------ Exercise data

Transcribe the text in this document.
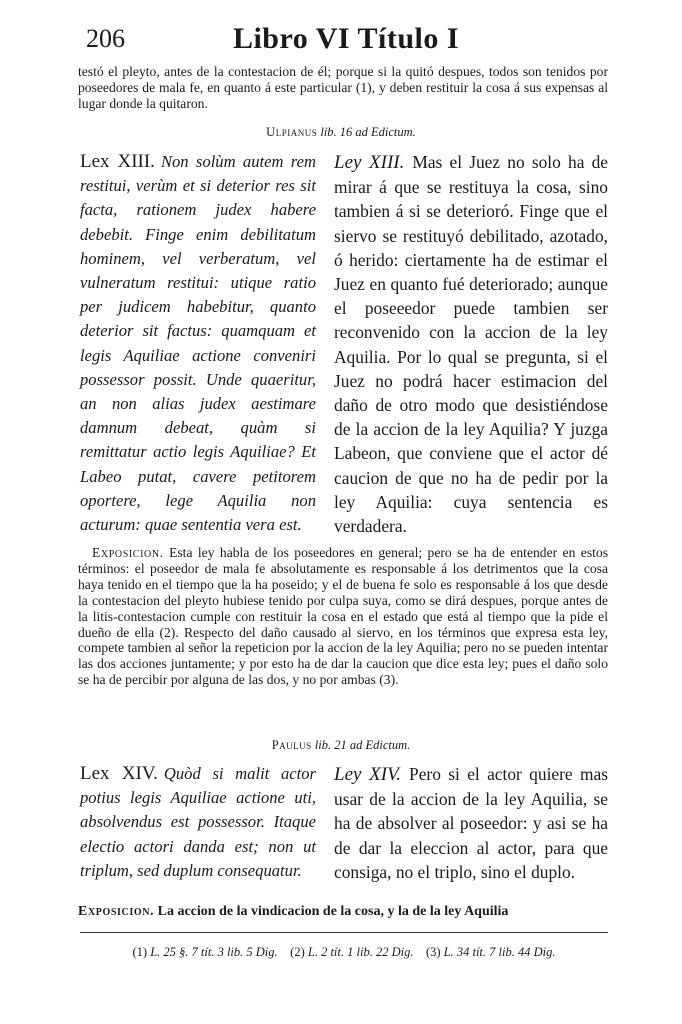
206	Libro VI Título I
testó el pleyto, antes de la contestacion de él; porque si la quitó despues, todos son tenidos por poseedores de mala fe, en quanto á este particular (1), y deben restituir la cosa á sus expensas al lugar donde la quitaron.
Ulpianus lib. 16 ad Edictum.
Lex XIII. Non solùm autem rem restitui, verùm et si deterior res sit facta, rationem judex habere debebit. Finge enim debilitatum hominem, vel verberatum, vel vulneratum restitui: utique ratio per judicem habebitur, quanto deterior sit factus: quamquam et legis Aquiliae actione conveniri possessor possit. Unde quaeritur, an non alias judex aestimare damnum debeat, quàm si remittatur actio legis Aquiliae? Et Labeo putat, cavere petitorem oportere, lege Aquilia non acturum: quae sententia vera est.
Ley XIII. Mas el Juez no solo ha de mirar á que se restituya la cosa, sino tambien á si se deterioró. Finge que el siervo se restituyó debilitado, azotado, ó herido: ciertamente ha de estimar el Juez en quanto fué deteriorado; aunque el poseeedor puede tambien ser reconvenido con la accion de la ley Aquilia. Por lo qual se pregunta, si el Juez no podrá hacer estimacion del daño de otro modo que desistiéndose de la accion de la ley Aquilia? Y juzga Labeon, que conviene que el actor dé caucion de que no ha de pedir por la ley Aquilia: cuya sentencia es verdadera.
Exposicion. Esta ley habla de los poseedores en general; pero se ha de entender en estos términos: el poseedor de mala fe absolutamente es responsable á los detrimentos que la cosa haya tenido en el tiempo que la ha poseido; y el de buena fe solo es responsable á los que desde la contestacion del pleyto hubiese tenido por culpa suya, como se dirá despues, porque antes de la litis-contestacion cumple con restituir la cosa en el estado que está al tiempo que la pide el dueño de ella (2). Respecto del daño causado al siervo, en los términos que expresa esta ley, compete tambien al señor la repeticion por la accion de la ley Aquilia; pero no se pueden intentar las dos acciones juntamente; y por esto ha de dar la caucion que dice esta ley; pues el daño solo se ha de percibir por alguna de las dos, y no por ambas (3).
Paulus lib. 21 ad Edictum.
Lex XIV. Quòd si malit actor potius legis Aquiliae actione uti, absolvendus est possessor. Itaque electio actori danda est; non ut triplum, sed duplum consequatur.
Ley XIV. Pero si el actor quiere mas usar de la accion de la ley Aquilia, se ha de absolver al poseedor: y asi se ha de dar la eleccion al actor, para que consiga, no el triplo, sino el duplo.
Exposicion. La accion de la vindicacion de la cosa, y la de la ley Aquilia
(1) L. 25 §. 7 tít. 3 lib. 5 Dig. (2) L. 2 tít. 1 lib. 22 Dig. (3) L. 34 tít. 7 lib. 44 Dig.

------------
------ Exercise data

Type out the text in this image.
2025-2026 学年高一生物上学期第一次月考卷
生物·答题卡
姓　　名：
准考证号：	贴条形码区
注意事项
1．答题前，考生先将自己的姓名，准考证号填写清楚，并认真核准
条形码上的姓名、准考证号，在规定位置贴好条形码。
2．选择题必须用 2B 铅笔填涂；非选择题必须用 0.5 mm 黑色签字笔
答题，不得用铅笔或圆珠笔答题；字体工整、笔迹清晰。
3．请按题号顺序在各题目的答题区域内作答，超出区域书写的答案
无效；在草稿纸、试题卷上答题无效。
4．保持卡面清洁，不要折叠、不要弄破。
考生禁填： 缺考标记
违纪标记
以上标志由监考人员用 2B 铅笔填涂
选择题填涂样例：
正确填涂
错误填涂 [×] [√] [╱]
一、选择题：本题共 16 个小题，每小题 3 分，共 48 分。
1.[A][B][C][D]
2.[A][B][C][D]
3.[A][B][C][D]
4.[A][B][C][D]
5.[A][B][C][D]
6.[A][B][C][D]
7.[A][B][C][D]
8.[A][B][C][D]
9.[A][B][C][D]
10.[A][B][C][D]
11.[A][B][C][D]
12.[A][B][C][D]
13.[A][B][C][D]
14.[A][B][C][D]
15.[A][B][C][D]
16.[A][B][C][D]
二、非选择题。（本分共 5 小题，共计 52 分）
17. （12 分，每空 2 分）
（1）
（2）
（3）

------------

List every line above that contains the word "text".

Transcribe the text in this document.
Type out the text in this image.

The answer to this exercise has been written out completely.